Return all the entries exactly, keeping pictures out.
-----
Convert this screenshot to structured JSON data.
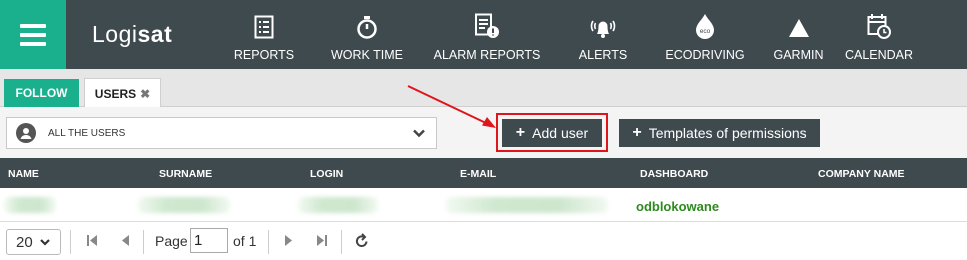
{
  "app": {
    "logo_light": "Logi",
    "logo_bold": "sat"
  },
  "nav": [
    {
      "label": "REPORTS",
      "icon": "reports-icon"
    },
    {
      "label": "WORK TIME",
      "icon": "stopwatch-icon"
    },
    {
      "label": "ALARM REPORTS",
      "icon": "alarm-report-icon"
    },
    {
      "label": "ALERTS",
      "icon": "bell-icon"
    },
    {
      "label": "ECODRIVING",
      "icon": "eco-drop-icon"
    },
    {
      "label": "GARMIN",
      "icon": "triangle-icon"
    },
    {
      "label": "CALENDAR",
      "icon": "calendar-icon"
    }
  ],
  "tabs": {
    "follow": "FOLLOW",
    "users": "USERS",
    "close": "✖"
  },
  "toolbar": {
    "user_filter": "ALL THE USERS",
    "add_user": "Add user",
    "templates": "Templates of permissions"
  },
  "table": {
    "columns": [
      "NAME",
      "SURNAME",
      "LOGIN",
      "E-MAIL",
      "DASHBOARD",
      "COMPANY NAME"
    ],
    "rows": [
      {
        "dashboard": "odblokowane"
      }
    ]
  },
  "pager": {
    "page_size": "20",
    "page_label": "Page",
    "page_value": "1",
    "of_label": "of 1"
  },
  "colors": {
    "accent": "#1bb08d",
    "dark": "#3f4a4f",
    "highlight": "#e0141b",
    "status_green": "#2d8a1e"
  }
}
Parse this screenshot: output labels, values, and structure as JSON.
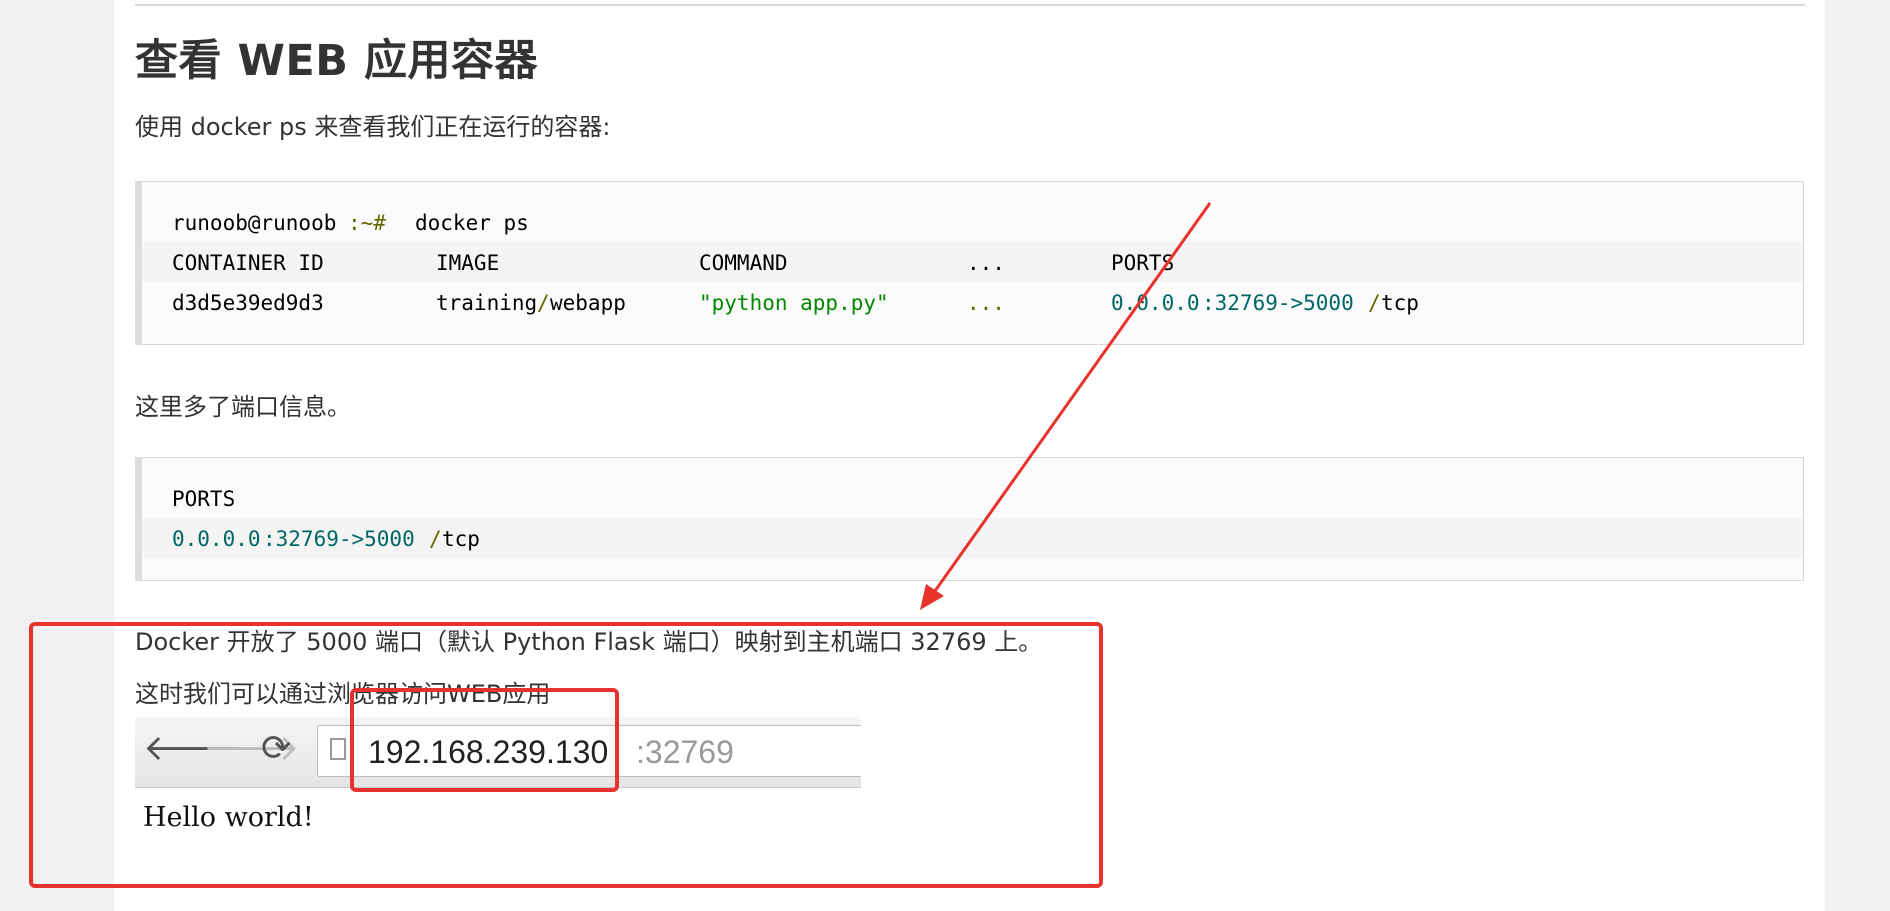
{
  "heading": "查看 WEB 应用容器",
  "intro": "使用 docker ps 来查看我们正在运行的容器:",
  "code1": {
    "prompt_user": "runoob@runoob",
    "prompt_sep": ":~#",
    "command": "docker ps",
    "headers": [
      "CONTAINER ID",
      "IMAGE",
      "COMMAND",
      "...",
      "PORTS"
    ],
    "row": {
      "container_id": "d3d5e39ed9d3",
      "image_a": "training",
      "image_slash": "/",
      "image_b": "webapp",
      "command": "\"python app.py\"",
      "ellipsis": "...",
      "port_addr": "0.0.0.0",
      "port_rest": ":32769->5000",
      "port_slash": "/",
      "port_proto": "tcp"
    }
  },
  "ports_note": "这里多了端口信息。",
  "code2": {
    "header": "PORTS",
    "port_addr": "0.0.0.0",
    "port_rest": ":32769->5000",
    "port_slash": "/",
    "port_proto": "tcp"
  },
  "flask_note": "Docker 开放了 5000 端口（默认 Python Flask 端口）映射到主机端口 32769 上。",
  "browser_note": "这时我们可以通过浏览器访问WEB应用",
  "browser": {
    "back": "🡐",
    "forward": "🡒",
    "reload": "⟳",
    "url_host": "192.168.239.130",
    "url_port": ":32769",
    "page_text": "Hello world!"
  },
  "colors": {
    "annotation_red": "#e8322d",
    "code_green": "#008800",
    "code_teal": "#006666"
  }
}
-----
Solution for this problem:
Convert this screenshot to structured JSON data.
{
  "app": {
    "logo_light": "Logi",
    "logo_bold": "sat"
  },
  "nav": [
    {
      "label": "REPORTS",
      "icon": "reports-icon"
    },
    {
      "label": "WORK TIME",
      "icon": "stopwatch-icon"
    },
    {
      "label": "ALARM REPORTS",
      "icon": "alarm-report-icon"
    },
    {
      "label": "ALERTS",
      "icon": "bell-icon"
    },
    {
      "label": "ECODRIVING",
      "icon": "eco-drop-icon"
    },
    {
      "label": "GARMIN",
      "icon": "triangle-icon"
    },
    {
      "label": "CALENDAR",
      "icon": "calendar-icon"
    }
  ],
  "tabs": {
    "follow": "FOLLOW",
    "users": "USERS",
    "close": "✖"
  },
  "toolbar": {
    "user_filter": "ALL THE USERS",
    "add_user": "Add user",
    "templates": "Templates of permissions"
  },
  "table": {
    "columns": [
      "NAME",
      "SURNAME",
      "LOGIN",
      "E-MAIL",
      "DASHBOARD",
      "COMPANY NAME"
    ],
    "rows": [
      {
        "dashboard": "odblokowane"
      }
    ]
  },
  "pager": {
    "page_size": "20",
    "page_label": "Page",
    "page_value": "1",
    "of_label": "of 1"
  },
  "colors": {
    "accent": "#1bb08d",
    "dark": "#3f4a4f",
    "highlight": "#e0141b",
    "status_green": "#2d8a1e"
  }
}
Parse this screenshot: output labels, values, and structure as JSON.
{
  "heading": "查看 WEB 应用容器",
  "intro": "使用 docker ps 来查看我们正在运行的容器:",
  "code1": {
    "prompt_user": "runoob@runoob",
    "prompt_sep": ":~#",
    "command": "docker ps",
    "headers": [
      "CONTAINER ID",
      "IMAGE",
      "COMMAND",
      "...",
      "PORTS"
    ],
    "row": {
      "container_id": "d3d5e39ed9d3",
      "image_a": "training",
      "image_slash": "/",
      "image_b": "webapp",
      "command": "\"python app.py\"",
      "ellipsis": "...",
      "port_addr": "0.0.0.0",
      "port_rest": ":32769->5000",
      "port_slash": "/",
      "port_proto": "tcp"
    }
  },
  "ports_note": "这里多了端口信息。",
  "code2": {
    "header": "PORTS",
    "port_addr": "0.0.0.0",
    "port_rest": ":32769->5000",
    "port_slash": "/",
    "port_proto": "tcp"
  },
  "flask_note": "Docker 开放了 5000 端口（默认 Python Flask 端口）映射到主机端口 32769 上。",
  "browser_note": "这时我们可以通过浏览器访问WEB应用",
  "browser": {
    "back": "🡐",
    "forward": "🡒",
    "reload": "⟳",
    "url_host": "192.168.239.130",
    "url_port": ":32769",
    "page_text": "Hello world!"
  },
  "colors": {
    "annotation_red": "#e8322d",
    "code_green": "#008800",
    "code_teal": "#006666"
  }
}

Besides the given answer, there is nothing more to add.